* **Set exercise**
Go through the records and give each one again exactly.

** START OF Data extract **

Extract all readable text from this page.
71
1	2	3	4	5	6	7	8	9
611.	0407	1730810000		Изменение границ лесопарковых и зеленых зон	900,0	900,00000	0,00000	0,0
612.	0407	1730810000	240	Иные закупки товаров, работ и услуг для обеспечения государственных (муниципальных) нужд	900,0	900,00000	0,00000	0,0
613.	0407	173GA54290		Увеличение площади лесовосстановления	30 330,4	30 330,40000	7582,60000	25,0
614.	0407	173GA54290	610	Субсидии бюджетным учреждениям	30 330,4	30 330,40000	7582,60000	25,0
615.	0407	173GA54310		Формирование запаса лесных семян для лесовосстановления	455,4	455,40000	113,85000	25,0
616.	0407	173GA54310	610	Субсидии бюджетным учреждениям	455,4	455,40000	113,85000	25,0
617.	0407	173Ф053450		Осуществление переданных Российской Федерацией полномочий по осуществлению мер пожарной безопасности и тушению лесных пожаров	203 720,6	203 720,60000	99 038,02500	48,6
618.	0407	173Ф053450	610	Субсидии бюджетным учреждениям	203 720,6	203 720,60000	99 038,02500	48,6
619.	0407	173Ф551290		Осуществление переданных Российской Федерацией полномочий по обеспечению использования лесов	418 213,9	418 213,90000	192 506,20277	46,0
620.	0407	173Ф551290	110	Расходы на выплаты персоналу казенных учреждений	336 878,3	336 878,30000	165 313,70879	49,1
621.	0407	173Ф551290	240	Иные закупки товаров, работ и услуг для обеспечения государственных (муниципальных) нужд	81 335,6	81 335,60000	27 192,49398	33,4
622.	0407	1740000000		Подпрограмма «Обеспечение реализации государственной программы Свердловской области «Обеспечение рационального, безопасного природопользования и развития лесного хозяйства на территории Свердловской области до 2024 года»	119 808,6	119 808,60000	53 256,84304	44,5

** END OF Data extract **

* **The solution**
Extract all readable text from this page.
71
1	2	3	4	5	6	7	8	9
611.	0407	1730810000		Изменение границ лесопарковых и зеленых зон	900,0	900,00000	0,00000	0,0
612.	0407	1730810000	240	Иные закупки товаров, работ и услуг для обеспечения государственных (муниципальных) нужд	900,0	900,00000	0,00000	0,0
613.	0407	173GA54290		Увеличение площади лесовосстановления	30 330,4	30 330,40000	7582,60000	25,0
614.	0407	173GA54290	610	Субсидии бюджетным учреждениям	30 330,4	30 330,40000	7582,60000	25,0
615.	0407	173GA54310		Формирование запаса лесных семян для лесовосстановления	455,4	455,40000	113,85000	25,0
616.	0407	173GA54310	610	Субсидии бюджетным учреждениям	455,4	455,40000	113,85000	25,0
617.	0407	173Ф053450		Осуществление переданных Российской Федерацией полномочий по осуществлению мер пожарной безопасности и тушению лесных пожаров	203 720,6	203 720,60000	99 038,02500	48,6
618.	0407	173Ф053450	610	Субсидии бюджетным учреждениям	203 720,6	203 720,60000	99 038,02500	48,6
619.	0407	173Ф551290		Осуществление переданных Российской Федерацией полномочий по обеспечению использования лесов	418 213,9	418 213,90000	192 506,20277	46,0
620.	0407	173Ф551290	110	Расходы на выплаты персоналу казенных учреждений	336 878,3	336 878,30000	165 313,70879	49,1
621.	0407	173Ф551290	240	Иные закупки товаров, работ и услуг для обеспечения государственных (муниципальных) нужд	81 335,6	81 335,60000	27 192,49398	33,4
622.	0407	1740000000		Подпрограмма «Обеспечение реализации государственной программы Свердловской области «Обеспечение рационального, безопасного природопользования и развития лесного хозяйства на территории Свердловской области до 2024 года»	119 808,6	119 808,60000	53 256,84304	44,5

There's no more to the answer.